İstisna uygulaması esas itibarıyla bütün kurumlar için geçerlidir. Ancak, faaliyet konusu menkul kıymet veya taşınmaz ticareti ve kiralanması olan kurumların bu amaçla iktisap ettikleri ve ellerinde tuttukları kıymetlerin satışından elde ettikleri kazançlar için istisnadan yararlanmaları mümkün değildir. 

Satışa konu edilen kıymetlerin iki tam yıl kurum aktifinde kayıtlı olması da durumu değiştirmeyecektir. Aynı durum, satmak üzere taşınmaz inşaatı ile uğraşan mükellefler açısından da geçerlidir. Ancak, taşınmaz ticareti ile uğraşan mükelleflerin faaliyetlerinin yürütülmesine tahsis ettikleri taşınmazların satışından elde ettikleri kazançlara istisna uygulanabilecek; taşınmaz ticaretine konu edilen veya kiralama ya da başka surette değerlendirilen taşınmazların satış kazancı ise istisnaya konu edilmeyecektir. Açıklamalarına yer verilmiştir.
------------------------------------------------------------
> **Görev tanımı 1**
İstisna konulu metinde "İstisna uygulaması esas" sözleriyle başlayan ve "Açıklamalarına yer verilmiştir." sözleriyle biten kısmı harfi harfine kopyalayın.
Kayıtların metinle hiçbir ilgisi yoktur.

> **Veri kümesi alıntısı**
------------------------------------------------------------
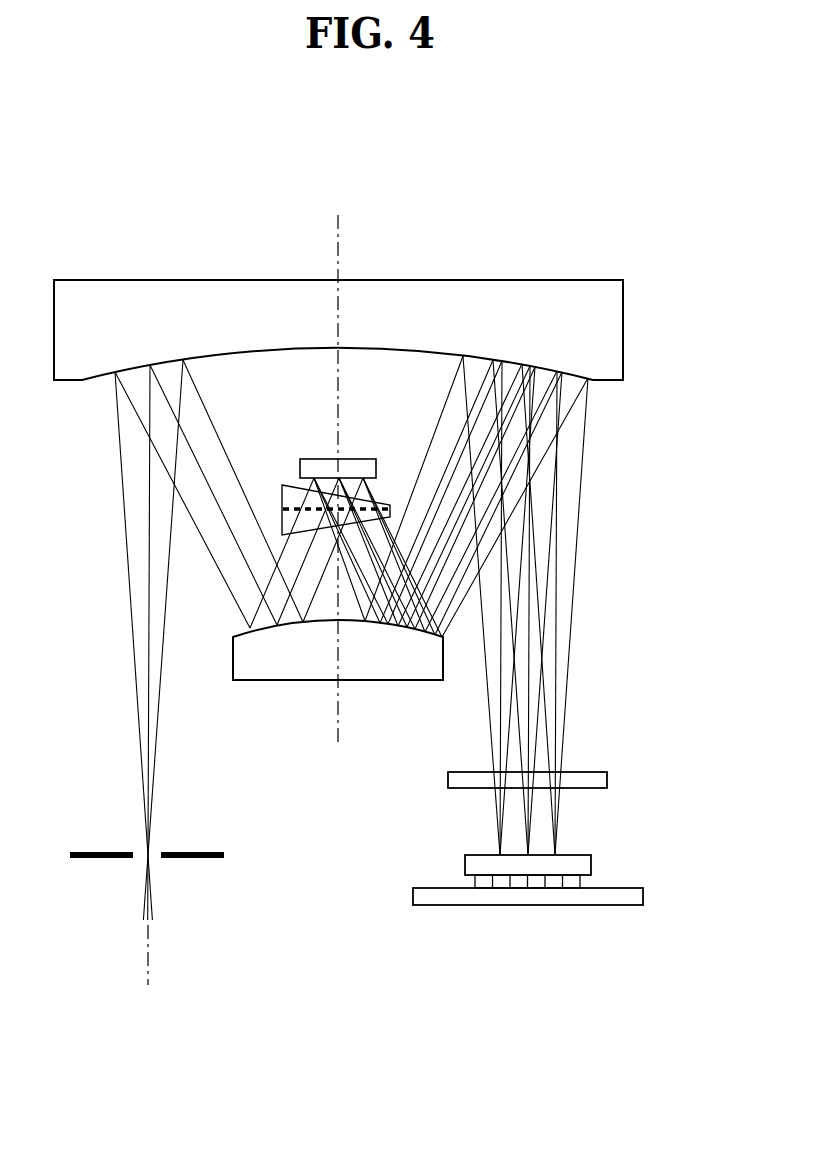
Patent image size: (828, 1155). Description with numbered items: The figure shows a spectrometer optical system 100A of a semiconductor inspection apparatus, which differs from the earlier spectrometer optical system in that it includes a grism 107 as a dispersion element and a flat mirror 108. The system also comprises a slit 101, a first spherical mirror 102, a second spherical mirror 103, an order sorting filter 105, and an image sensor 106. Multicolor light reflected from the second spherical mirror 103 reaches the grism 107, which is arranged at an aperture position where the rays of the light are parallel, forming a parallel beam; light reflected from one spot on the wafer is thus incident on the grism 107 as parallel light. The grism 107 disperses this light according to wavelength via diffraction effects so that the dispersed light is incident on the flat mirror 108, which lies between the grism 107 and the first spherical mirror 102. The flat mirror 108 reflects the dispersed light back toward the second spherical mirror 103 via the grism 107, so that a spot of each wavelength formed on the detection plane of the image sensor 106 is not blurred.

The spectrometer optical system 100A is at (205, 164).
The slit 101 is at (200, 851).
The first spherical mirror 102 is at (567, 285).
The second spherical mirror 103 is at (410, 681).
The order sorting filter 105 is at (608, 780).
The image sensor 106 is at (610, 864).
The grism 107 is at (285, 483).
The flat mirror 108 is at (372, 459).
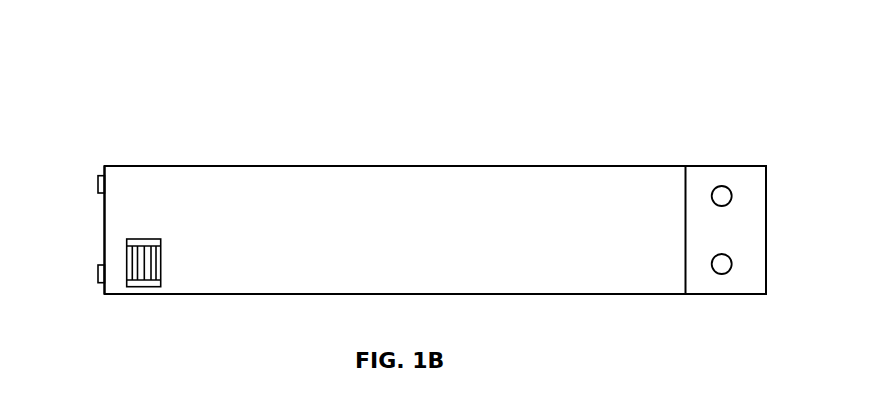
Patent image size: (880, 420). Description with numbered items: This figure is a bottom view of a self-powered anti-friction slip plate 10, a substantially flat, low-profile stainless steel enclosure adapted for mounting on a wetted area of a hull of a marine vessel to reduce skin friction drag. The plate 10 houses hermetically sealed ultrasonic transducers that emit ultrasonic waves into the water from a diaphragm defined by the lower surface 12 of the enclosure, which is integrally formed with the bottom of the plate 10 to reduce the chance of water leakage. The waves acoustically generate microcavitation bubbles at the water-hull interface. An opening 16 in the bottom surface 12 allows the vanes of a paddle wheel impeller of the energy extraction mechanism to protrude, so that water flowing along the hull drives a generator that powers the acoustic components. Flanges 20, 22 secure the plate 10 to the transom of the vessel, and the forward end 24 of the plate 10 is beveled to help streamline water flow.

The slip plate 10 is at (143, 106).
The lower surface 12 is at (441, 232).
The opening 16 is at (161, 262).
The flange 20 is at (98, 274).
The flange 22 is at (98, 184).
The forward end 24 is at (738, 157).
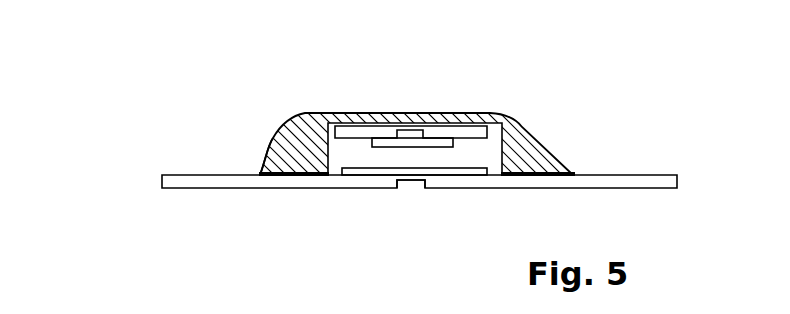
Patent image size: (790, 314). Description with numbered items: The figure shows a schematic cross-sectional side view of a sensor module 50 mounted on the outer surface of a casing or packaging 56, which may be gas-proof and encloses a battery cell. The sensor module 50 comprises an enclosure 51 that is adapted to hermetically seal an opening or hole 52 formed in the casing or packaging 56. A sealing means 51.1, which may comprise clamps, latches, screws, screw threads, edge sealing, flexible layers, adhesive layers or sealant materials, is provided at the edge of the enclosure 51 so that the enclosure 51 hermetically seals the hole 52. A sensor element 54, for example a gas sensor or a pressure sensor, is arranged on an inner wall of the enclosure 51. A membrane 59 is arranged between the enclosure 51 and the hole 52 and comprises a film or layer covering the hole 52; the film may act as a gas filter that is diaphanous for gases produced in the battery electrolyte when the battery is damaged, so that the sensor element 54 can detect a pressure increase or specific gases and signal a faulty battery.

The sensor module 50 is at (262, 84).
The enclosure 51 is at (533, 136).
The sealing means 51.1 is at (258, 170).
The opening or hole 52 is at (412, 186).
The sensor element 54 is at (446, 141).
The casing or packaging 56 is at (679, 180).
The membrane 59 is at (375, 170).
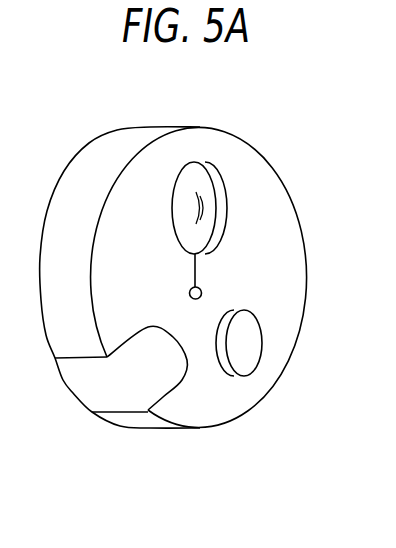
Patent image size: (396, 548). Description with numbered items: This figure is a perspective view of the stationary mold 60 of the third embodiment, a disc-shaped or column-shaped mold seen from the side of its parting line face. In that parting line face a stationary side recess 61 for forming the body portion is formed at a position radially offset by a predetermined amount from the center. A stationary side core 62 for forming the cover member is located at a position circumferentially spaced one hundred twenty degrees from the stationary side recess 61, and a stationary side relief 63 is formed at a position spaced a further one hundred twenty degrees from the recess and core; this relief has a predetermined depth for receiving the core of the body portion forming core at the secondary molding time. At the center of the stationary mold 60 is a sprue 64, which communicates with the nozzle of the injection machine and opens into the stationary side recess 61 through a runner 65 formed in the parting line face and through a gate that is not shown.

The stationary mold 60 is at (235, 132).
The stationary side recess 61 is at (227, 197).
The stationary side core 62 is at (263, 353).
The stationary side relief 63 is at (148, 380).
The sprue 64 is at (188, 293).
The runner 65 is at (197, 267).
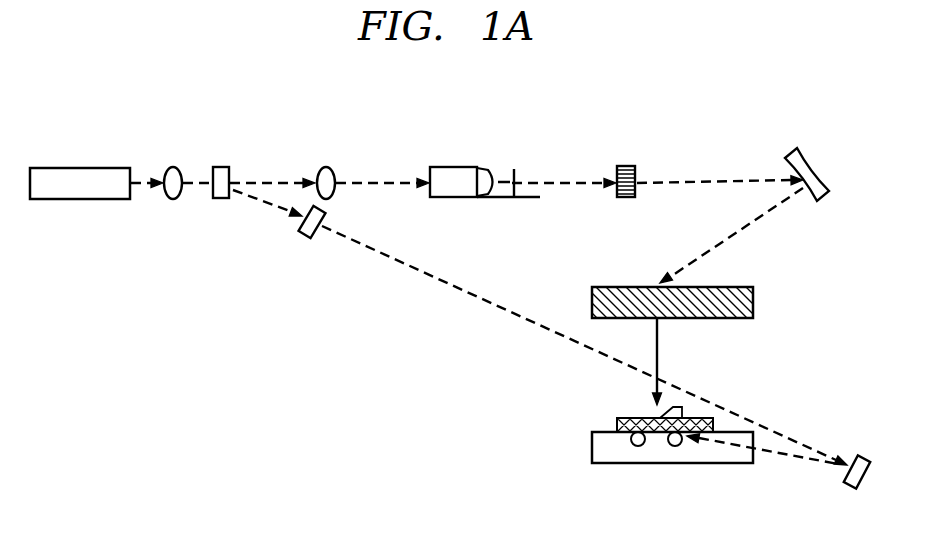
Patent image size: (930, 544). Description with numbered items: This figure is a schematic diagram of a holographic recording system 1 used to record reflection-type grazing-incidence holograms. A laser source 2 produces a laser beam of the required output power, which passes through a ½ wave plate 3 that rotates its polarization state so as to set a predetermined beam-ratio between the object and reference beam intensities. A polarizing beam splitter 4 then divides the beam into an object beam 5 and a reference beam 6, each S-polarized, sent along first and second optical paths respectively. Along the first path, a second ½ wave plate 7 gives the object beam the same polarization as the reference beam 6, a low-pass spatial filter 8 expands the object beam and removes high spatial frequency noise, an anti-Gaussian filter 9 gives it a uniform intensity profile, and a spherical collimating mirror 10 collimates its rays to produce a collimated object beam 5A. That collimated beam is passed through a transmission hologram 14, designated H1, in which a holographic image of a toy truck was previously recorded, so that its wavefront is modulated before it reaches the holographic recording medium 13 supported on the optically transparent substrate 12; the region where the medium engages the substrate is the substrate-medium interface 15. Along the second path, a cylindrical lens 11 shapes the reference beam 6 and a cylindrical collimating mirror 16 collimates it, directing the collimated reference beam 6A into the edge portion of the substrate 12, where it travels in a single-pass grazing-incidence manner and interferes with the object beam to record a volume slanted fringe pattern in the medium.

The holographic recording system 1 is at (357, 378).
The laser source 2 is at (87, 167).
The ½ wave plate 3 is at (175, 167).
The polarizing beam splitter 4 is at (222, 167).
The object beam 5 is at (279, 181).
The collimated object beam 5A is at (744, 225).
The reference beam 6 is at (261, 200).
The collimated reference beam 6A is at (794, 462).
The second ½ wave plate 7 is at (327, 167).
The low-pass spatial filter 8 is at (464, 166).
The anti-Gaussian filter 9 is at (628, 165).
The spherical collimating mirror 10 is at (822, 165).
The cylindrical lens 11 is at (306, 240).
The optically transparent substrate 12 is at (666, 463).
The holographic recording medium 13 is at (620, 416).
The transmission hologram 14 is at (728, 287).
The substrate-medium interface 15 is at (662, 432).
The cylindrical collimating mirror 16 is at (853, 456).
The transmission hologram H1 is at (772, 304).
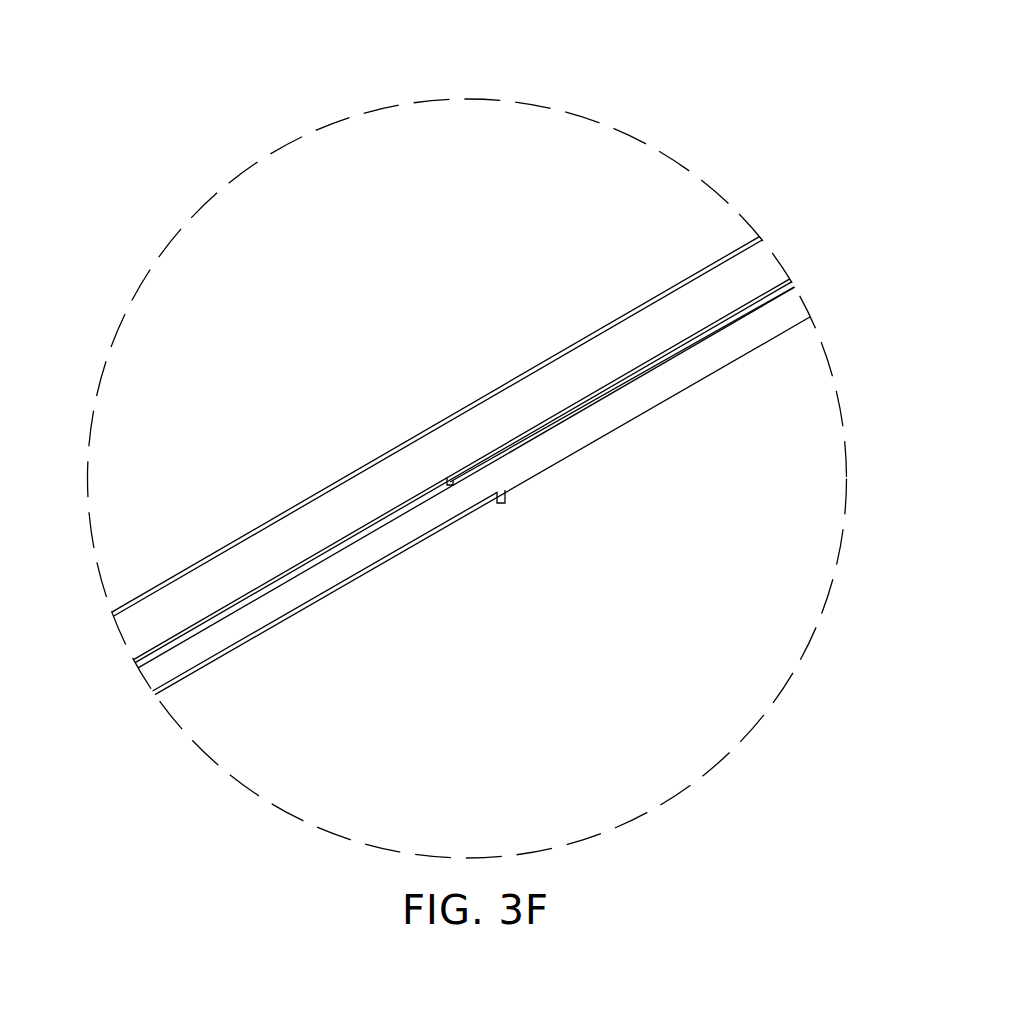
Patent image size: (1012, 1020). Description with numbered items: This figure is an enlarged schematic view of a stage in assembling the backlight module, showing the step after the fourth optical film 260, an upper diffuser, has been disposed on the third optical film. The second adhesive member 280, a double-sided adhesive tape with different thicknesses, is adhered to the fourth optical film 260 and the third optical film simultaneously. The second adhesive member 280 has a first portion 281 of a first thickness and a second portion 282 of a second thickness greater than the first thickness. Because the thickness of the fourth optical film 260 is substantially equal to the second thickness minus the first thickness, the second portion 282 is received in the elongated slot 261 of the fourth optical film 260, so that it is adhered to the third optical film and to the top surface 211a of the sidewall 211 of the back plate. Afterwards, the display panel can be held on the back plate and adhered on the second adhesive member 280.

The sidewall 211 is at (754, 275).
The top surface 211a is at (181, 635).
The fourth optical film 260 is at (806, 447).
The elongated slot 261 is at (327, 603).
The second adhesive member 280 is at (478, 53).
The first portion 281 is at (528, 462).
The second portion 282 is at (397, 542).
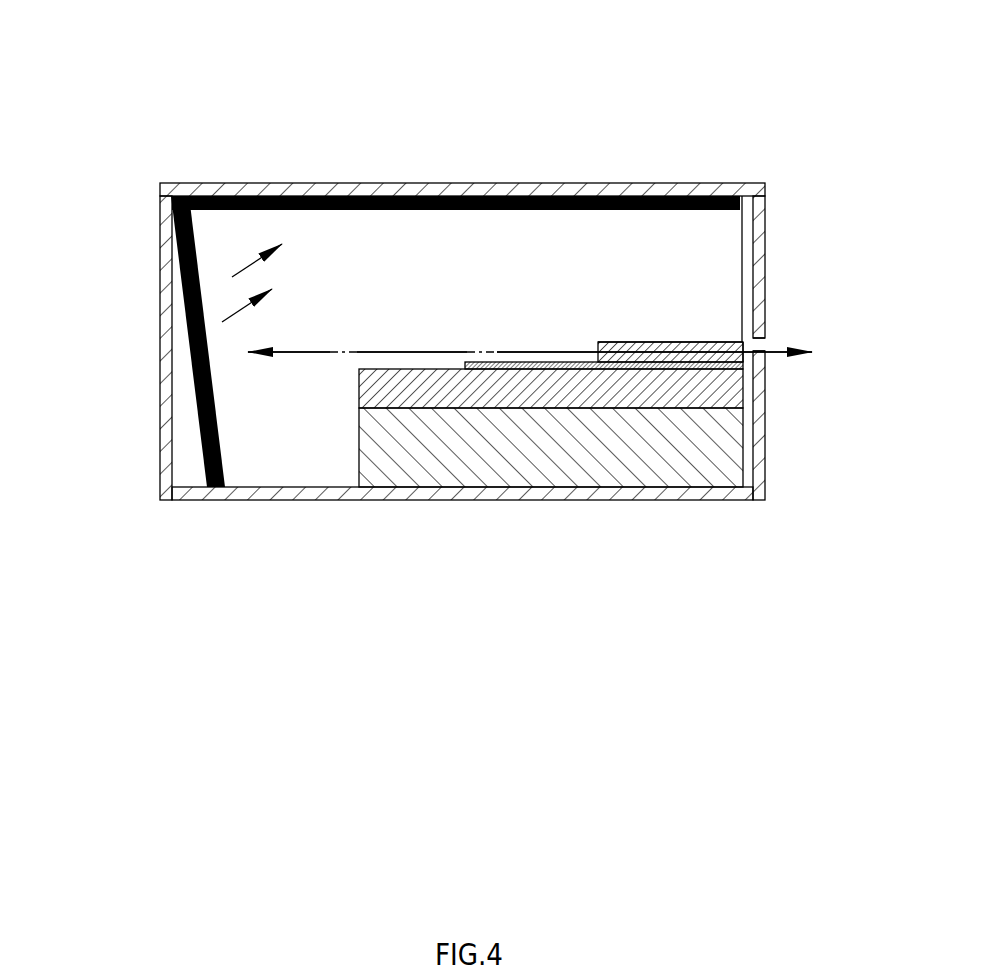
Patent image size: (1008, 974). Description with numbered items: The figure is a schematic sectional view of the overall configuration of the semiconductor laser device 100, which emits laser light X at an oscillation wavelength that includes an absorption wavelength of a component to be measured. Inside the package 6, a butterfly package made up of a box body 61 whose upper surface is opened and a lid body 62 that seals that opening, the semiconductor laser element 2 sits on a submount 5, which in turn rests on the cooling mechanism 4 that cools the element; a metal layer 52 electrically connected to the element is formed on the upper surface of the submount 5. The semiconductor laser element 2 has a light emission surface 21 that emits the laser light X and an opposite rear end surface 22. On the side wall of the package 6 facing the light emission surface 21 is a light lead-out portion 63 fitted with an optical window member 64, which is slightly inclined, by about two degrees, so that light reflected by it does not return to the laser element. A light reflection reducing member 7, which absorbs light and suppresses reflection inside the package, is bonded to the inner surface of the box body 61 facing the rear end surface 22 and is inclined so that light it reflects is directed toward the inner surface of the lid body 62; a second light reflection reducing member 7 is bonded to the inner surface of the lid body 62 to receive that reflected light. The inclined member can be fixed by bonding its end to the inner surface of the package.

The semiconductor laser device 100 is at (249, 85).
The semiconductor laser element 2 is at (690, 342).
The light emission surface 21 is at (743, 358).
The rear end surface 22 is at (598, 342).
The cooling mechanism 4 is at (359, 437).
The submount 5 is at (359, 388).
The metal layer 52 is at (497, 362).
The package 6 is at (465, 343).
The box body 61 is at (160, 273).
The lid body 62 is at (615, 183).
The light lead-out portion 63 is at (766, 331).
The optical window member 64 is at (766, 341).
The light reflection reducing member 7 is at (526, 210).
------------------------------------------------------------
> **Görev tanımı 2**
Kayıtlarda "Patent image size: (1012, 1020)." ifadesini içeren satırdan başlayıp "The top surface 211a is at (181, 635)." ifadesini içeren satırda biten satırları, iki uç da dahil olmak üzere aynen tekrar yazın.

> **Görev sonucu 1**
İstisna uygulaması esas itibarıyla bütün kurumlar için geçerlidir. Ancak, faaliyet konusu menkul kıymet veya taşınmaz ticareti ve kiralanması olan kurumların bu amaçla iktisap ettikleri ve ellerinde tuttukları kıymetlerin satışından elde ettikleri kazançlar için istisnadan yararlanmaları mümkün değildir. 

Satışa konu edilen kıymetlerin iki tam yıl kurum aktifinde kayıtlı olması da durumu değiştirmeyecektir. Aynı durum, satmak üzere taşınmaz inşaatı ile uğraşan mükellefler açısından da geçerlidir. Ancak, taşınmaz ticareti ile uğraşan mükelleflerin faaliyetlerinin yürütülmesine tahsis ettikleri taşınmazların satışından elde ettikleri kazançlara istisna uygulanabilecek; taşınmaz ticaretine konu edilen veya kiralama ya da başka surette değerlendirilen taşınmazların satış kazancı ise istisnaya konu edilmeyecektir. Açıklamalarına yer verilmiştir.

> **Görev sonucu 2**
Patent image size: (1012, 1020). Description with numbered items: This figure is an enlarged schematic view of a stage in assembling the backlight module, showing the step after the fourth optical film 260, an upper diffuser, has been disposed on the third optical film. The second adhesive member 280, a double-sided adhesive tape with different thicknesses, is adhered to the fourth optical film 260 and the third optical film simultaneously. The second adhesive member 280 has a first portion 281 of a first thickness and a second portion 282 of a second thickness greater than the first thickness. Because the thickness of the fourth optical film 260 is substantially equal to the second thickness minus the first thickness, the second portion 282 is received in the elongated slot 261 of the fourth optical film 260, so that it is adhered to the third optical film and to the top surface 211a of the sidewall 211 of the back plate. Afterwards, the display panel can be held on the back plate and adhered on the second adhesive member 280.

The sidewall 211 is at (754, 275).
The top surface 211a is at (181, 635).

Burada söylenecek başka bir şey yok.